▸ **EXERCISE DESCRIPTION**
Beneath this sentence is a set of records; write each of them out exactly.

▸ **MATERIAL TO PROCESS**
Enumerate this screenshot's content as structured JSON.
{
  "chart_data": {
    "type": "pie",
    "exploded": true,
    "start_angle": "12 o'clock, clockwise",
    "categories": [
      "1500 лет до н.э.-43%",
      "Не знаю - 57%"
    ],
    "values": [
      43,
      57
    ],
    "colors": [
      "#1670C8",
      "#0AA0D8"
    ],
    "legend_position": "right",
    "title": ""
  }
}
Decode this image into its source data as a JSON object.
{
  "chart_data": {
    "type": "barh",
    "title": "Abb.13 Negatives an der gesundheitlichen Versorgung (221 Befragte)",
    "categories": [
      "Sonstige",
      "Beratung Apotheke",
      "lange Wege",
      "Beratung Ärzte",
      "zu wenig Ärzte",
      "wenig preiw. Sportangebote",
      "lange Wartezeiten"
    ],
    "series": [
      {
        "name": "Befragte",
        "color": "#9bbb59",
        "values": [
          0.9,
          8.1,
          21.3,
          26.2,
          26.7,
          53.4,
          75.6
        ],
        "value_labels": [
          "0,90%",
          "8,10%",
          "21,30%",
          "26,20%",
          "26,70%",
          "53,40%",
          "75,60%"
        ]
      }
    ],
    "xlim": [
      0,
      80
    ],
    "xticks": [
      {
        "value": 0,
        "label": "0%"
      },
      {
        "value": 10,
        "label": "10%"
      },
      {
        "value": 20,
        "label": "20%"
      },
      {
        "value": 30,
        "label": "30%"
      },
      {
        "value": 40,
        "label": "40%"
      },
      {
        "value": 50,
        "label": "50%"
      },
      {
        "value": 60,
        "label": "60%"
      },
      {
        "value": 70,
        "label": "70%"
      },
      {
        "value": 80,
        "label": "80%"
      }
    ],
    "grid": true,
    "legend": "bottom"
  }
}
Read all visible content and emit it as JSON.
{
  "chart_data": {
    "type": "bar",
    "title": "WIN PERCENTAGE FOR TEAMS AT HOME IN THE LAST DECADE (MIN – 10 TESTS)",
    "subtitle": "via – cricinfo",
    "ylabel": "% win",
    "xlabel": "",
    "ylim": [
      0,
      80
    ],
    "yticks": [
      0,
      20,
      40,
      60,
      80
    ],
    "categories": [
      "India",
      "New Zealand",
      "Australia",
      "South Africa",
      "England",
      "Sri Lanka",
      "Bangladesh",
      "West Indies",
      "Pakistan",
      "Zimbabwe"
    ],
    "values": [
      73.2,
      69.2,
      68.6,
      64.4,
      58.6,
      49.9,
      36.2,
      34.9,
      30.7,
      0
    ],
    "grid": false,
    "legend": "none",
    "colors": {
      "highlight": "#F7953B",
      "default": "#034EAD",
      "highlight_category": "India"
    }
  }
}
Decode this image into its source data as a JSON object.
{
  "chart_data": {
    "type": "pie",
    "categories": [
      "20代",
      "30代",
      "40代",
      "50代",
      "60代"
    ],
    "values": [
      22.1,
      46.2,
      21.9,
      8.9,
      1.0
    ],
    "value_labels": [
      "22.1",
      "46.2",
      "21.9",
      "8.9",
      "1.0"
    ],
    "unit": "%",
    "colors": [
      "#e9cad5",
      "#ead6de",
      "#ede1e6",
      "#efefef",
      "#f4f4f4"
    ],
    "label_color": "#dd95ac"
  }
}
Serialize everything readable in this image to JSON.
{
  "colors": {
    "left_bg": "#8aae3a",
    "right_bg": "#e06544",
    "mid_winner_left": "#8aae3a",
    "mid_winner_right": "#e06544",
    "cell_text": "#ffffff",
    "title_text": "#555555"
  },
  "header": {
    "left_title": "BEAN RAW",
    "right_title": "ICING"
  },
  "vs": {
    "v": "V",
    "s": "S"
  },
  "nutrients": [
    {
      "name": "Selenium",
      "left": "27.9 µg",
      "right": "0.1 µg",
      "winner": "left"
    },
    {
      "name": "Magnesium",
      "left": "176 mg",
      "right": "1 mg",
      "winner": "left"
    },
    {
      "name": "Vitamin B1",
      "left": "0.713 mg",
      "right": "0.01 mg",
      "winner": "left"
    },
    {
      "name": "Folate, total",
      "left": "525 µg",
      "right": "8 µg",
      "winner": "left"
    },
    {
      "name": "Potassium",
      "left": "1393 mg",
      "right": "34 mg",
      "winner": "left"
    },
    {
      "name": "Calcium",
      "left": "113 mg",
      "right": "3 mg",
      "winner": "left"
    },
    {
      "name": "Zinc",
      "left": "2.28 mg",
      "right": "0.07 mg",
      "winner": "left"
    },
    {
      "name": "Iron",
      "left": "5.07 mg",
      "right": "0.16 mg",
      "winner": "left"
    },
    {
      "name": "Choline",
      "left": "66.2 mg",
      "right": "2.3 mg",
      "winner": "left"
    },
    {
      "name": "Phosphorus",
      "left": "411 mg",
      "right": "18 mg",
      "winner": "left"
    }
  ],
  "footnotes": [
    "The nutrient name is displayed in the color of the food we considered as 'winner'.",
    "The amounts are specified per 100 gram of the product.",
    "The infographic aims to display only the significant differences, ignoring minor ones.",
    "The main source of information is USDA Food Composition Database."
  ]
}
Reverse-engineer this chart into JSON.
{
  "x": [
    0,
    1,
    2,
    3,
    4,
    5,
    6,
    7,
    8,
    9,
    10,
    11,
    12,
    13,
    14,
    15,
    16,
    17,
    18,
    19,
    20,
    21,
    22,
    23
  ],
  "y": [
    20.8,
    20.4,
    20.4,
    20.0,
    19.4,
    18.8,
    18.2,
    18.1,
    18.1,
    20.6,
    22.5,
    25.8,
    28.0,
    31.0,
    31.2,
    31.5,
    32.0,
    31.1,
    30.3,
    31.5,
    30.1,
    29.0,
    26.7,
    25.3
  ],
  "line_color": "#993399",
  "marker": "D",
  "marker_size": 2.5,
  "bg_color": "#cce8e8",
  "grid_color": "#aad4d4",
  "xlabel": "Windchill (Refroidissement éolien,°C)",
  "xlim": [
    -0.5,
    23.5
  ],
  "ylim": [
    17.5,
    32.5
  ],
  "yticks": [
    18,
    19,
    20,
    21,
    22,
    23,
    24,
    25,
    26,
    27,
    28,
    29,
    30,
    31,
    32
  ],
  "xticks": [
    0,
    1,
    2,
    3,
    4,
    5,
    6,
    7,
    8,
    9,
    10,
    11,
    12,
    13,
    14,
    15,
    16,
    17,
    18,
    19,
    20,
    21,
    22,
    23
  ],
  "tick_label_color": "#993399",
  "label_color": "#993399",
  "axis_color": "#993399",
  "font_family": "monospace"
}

▸ **THE COMPLETED TASK**
Enumerate this screenshot's content as structured JSON.
{
  "chart_data": {
    "type": "pie",
    "exploded": true,
    "start_angle": "12 o'clock, clockwise",
    "categories": [
      "1500 лет до н.э.-43%",
      "Не знаю - 57%"
    ],
    "values": [
      43,
      57
    ],
    "colors": [
      "#1670C8",
      "#0AA0D8"
    ],
    "legend_position": "right",
    "title": ""
  }
}
Decode this image into its source data as a JSON object.
{
  "chart_data": {
    "type": "barh",
    "title": "Abb.13 Negatives an der gesundheitlichen Versorgung (221 Befragte)",
    "categories": [
      "Sonstige",
      "Beratung Apotheke",
      "lange Wege",
      "Beratung Ärzte",
      "zu wenig Ärzte",
      "wenig preiw. Sportangebote",
      "lange Wartezeiten"
    ],
    "series": [
      {
        "name": "Befragte",
        "color": "#9bbb59",
        "values": [
          0.9,
          8.1,
          21.3,
          26.2,
          26.7,
          53.4,
          75.6
        ],
        "value_labels": [
          "0,90%",
          "8,10%",
          "21,30%",
          "26,20%",
          "26,70%",
          "53,40%",
          "75,60%"
        ]
      }
    ],
    "xlim": [
      0,
      80
    ],
    "xticks": [
      {
        "value": 0,
        "label": "0%"
      },
      {
        "value": 10,
        "label": "10%"
      },
      {
        "value": 20,
        "label": "20%"
      },
      {
        "value": 30,
        "label": "30%"
      },
      {
        "value": 40,
        "label": "40%"
      },
      {
        "value": 50,
        "label": "50%"
      },
      {
        "value": 60,
        "label": "60%"
      },
      {
        "value": 70,
        "label": "70%"
      },
      {
        "value": 80,
        "label": "80%"
      }
    ],
    "grid": true,
    "legend": "bottom"
  }
}
Read all visible content and emit it as JSON.
{
  "chart_data": {
    "type": "bar",
    "title": "WIN PERCENTAGE FOR TEAMS AT HOME IN THE LAST DECADE (MIN – 10 TESTS)",
    "subtitle": "via – cricinfo",
    "ylabel": "% win",
    "xlabel": "",
    "ylim": [
      0,
      80
    ],
    "yticks": [
      0,
      20,
      40,
      60,
      80
    ],
    "categories": [
      "India",
      "New Zealand",
      "Australia",
      "South Africa",
      "England",
      "Sri Lanka",
      "Bangladesh",
      "West Indies",
      "Pakistan",
      "Zimbabwe"
    ],
    "values": [
      73.2,
      69.2,
      68.6,
      64.4,
      58.6,
      49.9,
      36.2,
      34.9,
      30.7,
      0
    ],
    "grid": false,
    "legend": "none",
    "colors": {
      "highlight": "#F7953B",
      "default": "#034EAD",
      "highlight_category": "India"
    }
  }
}
Decode this image into its source data as a JSON object.
{
  "chart_data": {
    "type": "pie",
    "categories": [
      "20代",
      "30代",
      "40代",
      "50代",
      "60代"
    ],
    "values": [
      22.1,
      46.2,
      21.9,
      8.9,
      1.0
    ],
    "value_labels": [
      "22.1",
      "46.2",
      "21.9",
      "8.9",
      "1.0"
    ],
    "unit": "%",
    "colors": [
      "#e9cad5",
      "#ead6de",
      "#ede1e6",
      "#efefef",
      "#f4f4f4"
    ],
    "label_color": "#dd95ac"
  }
}
Serialize everything readable in this image to JSON.
{
  "colors": {
    "left_bg": "#8aae3a",
    "right_bg": "#e06544",
    "mid_winner_left": "#8aae3a",
    "mid_winner_right": "#e06544",
    "cell_text": "#ffffff",
    "title_text": "#555555"
  },
  "header": {
    "left_title": "BEAN RAW",
    "right_title": "ICING"
  },
  "vs": {
    "v": "V",
    "s": "S"
  },
  "nutrients": [
    {
      "name": "Selenium",
      "left": "27.9 µg",
      "right": "0.1 µg",
      "winner": "left"
    },
    {
      "name": "Magnesium",
      "left": "176 mg",
      "right": "1 mg",
      "winner": "left"
    },
    {
      "name": "Vitamin B1",
      "left": "0.713 mg",
      "right": "0.01 mg",
      "winner": "left"
    },
    {
      "name": "Folate, total",
      "left": "525 µg",
      "right": "8 µg",
      "winner": "left"
    },
    {
      "name": "Potassium",
      "left": "1393 mg",
      "right": "34 mg",
      "winner": "left"
    },
    {
      "name": "Calcium",
      "left": "113 mg",
      "right": "3 mg",
      "winner": "left"
    },
    {
      "name": "Zinc",
      "left": "2.28 mg",
      "right": "0.07 mg",
      "winner": "left"
    },
    {
      "name": "Iron",
      "left": "5.07 mg",
      "right": "0.16 mg",
      "winner": "left"
    },
    {
      "name": "Choline",
      "left": "66.2 mg",
      "right": "2.3 mg",
      "winner": "left"
    },
    {
      "name": "Phosphorus",
      "left": "411 mg",
      "right": "18 mg",
      "winner": "left"
    }
  ],
  "footnotes": [
    "The nutrient name is displayed in the color of the food we considered as 'winner'.",
    "The amounts are specified per 100 gram of the product.",
    "The infographic aims to display only the significant differences, ignoring minor ones.",
    "The main source of information is USDA Food Composition Database."
  ]
}
Reverse-engineer this chart into JSON.
{
  "x": [
    0,
    1,
    2,
    3,
    4,
    5,
    6,
    7,
    8,
    9,
    10,
    11,
    12,
    13,
    14,
    15,
    16,
    17,
    18,
    19,
    20,
    21,
    22,
    23
  ],
  "y": [
    20.8,
    20.4,
    20.4,
    20.0,
    19.4,
    18.8,
    18.2,
    18.1,
    18.1,
    20.6,
    22.5,
    25.8,
    28.0,
    31.0,
    31.2,
    31.5,
    32.0,
    31.1,
    30.3,
    31.5,
    30.1,
    29.0,
    26.7,
    25.3
  ],
  "line_color": "#993399",
  "marker": "D",
  "marker_size": 2.5,
  "bg_color": "#cce8e8",
  "grid_color": "#aad4d4",
  "xlabel": "Windchill (Refroidissement éolien,°C)",
  "xlim": [
    -0.5,
    23.5
  ],
  "ylim": [
    17.5,
    32.5
  ],
  "yticks": [
    18,
    19,
    20,
    21,
    22,
    23,
    24,
    25,
    26,
    27,
    28,
    29,
    30,
    31,
    32
  ],
  "xticks": [
    0,
    1,
    2,
    3,
    4,
    5,
    6,
    7,
    8,
    9,
    10,
    11,
    12,
    13,
    14,
    15,
    16,
    17,
    18,
    19,
    20,
    21,
    22,
    23
  ],
  "tick_label_color": "#993399",
  "label_color": "#993399",
  "axis_color": "#993399",
  "font_family": "monospace"
}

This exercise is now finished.